## BEGIN RECORDS FOR THE EXERCISE
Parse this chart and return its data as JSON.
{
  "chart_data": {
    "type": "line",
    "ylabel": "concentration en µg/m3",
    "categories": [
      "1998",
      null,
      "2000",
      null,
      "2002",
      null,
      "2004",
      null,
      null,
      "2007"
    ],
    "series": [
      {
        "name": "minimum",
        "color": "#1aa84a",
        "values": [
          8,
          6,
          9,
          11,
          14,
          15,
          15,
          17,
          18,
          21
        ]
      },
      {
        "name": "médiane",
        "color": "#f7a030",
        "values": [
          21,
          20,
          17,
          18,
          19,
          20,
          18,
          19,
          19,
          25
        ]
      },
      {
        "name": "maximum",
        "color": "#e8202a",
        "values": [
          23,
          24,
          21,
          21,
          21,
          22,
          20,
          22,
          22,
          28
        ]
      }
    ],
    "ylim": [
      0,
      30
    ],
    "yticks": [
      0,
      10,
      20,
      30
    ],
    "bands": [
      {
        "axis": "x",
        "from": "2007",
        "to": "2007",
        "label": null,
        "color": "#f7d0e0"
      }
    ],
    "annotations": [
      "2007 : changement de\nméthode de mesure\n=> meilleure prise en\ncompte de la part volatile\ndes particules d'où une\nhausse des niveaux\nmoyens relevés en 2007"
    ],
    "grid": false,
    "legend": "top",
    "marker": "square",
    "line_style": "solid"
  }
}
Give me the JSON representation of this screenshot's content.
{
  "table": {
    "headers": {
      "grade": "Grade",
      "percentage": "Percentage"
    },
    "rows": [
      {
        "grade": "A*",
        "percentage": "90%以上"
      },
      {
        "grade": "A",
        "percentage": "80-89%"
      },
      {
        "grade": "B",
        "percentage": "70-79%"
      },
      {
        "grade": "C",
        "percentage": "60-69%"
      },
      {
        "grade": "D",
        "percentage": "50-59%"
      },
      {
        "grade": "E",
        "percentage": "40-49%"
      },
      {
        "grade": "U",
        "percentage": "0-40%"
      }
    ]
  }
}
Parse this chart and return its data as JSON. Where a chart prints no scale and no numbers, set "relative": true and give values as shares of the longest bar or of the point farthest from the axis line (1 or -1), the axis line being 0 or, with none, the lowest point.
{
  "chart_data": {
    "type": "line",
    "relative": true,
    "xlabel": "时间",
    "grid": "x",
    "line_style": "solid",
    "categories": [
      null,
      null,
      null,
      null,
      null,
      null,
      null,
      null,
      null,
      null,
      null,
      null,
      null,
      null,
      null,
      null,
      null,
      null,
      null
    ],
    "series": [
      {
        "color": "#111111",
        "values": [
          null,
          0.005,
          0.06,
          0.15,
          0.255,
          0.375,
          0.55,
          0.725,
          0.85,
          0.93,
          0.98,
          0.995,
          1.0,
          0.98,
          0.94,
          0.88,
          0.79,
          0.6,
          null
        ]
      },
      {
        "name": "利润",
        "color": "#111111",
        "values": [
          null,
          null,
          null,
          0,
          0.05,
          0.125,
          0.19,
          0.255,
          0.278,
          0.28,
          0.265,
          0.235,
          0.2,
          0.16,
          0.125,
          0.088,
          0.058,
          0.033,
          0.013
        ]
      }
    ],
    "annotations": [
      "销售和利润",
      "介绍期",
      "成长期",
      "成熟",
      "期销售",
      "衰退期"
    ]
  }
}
## END RECORDS FOR THE EXERCISE
WRITTEN EXERCISE:
Please restate the records in full, word for word.

EXERCISE OUTPUT:
Parse this chart and return its data as JSON.
{
  "chart_data": {
    "type": "line",
    "ylabel": "concentration en µg/m3",
    "categories": [
      "1998",
      null,
      "2000",
      null,
      "2002",
      null,
      "2004",
      null,
      null,
      "2007"
    ],
    "series": [
      {
        "name": "minimum",
        "color": "#1aa84a",
        "values": [
          8,
          6,
          9,
          11,
          14,
          15,
          15,
          17,
          18,
          21
        ]
      },
      {
        "name": "médiane",
        "color": "#f7a030",
        "values": [
          21,
          20,
          17,
          18,
          19,
          20,
          18,
          19,
          19,
          25
        ]
      },
      {
        "name": "maximum",
        "color": "#e8202a",
        "values": [
          23,
          24,
          21,
          21,
          21,
          22,
          20,
          22,
          22,
          28
        ]
      }
    ],
    "ylim": [
      0,
      30
    ],
    "yticks": [
      0,
      10,
      20,
      30
    ],
    "bands": [
      {
        "axis": "x",
        "from": "2007",
        "to": "2007",
        "label": null,
        "color": "#f7d0e0"
      }
    ],
    "annotations": [
      "2007 : changement de\nméthode de mesure\n=> meilleure prise en\ncompte de la part volatile\ndes particules d'où une\nhausse des niveaux\nmoyens relevés en 2007"
    ],
    "grid": false,
    "legend": "top",
    "marker": "square",
    "line_style": "solid"
  }
}
Give me the JSON representation of this screenshot's content.
{
  "table": {
    "headers": {
      "grade": "Grade",
      "percentage": "Percentage"
    },
    "rows": [
      {
        "grade": "A*",
        "percentage": "90%以上"
      },
      {
        "grade": "A",
        "percentage": "80-89%"
      },
      {
        "grade": "B",
        "percentage": "70-79%"
      },
      {
        "grade": "C",
        "percentage": "60-69%"
      },
      {
        "grade": "D",
        "percentage": "50-59%"
      },
      {
        "grade": "E",
        "percentage": "40-49%"
      },
      {
        "grade": "U",
        "percentage": "0-40%"
      }
    ]
  }
}
Parse this chart and return its data as JSON. Where a chart prints no scale and no numbers, set "relative": true and give values as shares of the longest bar or of the point farthest from the axis line (1 or -1), the axis line being 0 or, with none, the lowest point.
{
  "chart_data": {
    "type": "line",
    "relative": true,
    "xlabel": "时间",
    "grid": "x",
    "line_style": "solid",
    "categories": [
      null,
      null,
      null,
      null,
      null,
      null,
      null,
      null,
      null,
      null,
      null,
      null,
      null,
      null,
      null,
      null,
      null,
      null,
      null
    ],
    "series": [
      {
        "color": "#111111",
        "values": [
          null,
          0.005,
          0.06,
          0.15,
          0.255,
          0.375,
          0.55,
          0.725,
          0.85,
          0.93,
          0.98,
          0.995,
          1.0,
          0.98,
          0.94,
          0.88,
          0.79,
          0.6,
          null
        ]
      },
      {
        "name": "利润",
        "color": "#111111",
        "values": [
          null,
          null,
          null,
          0,
          0.05,
          0.125,
          0.19,
          0.255,
          0.278,
          0.28,
          0.265,
          0.235,
          0.2,
          0.16,
          0.125,
          0.088,
          0.058,
          0.033,
          0.013
        ]
      }
    ],
    "annotations": [
      "销售和利润",
      "介绍期",
      "成长期",
      "成熟",
      "期销售",
      "衰退期"
    ]
  }
}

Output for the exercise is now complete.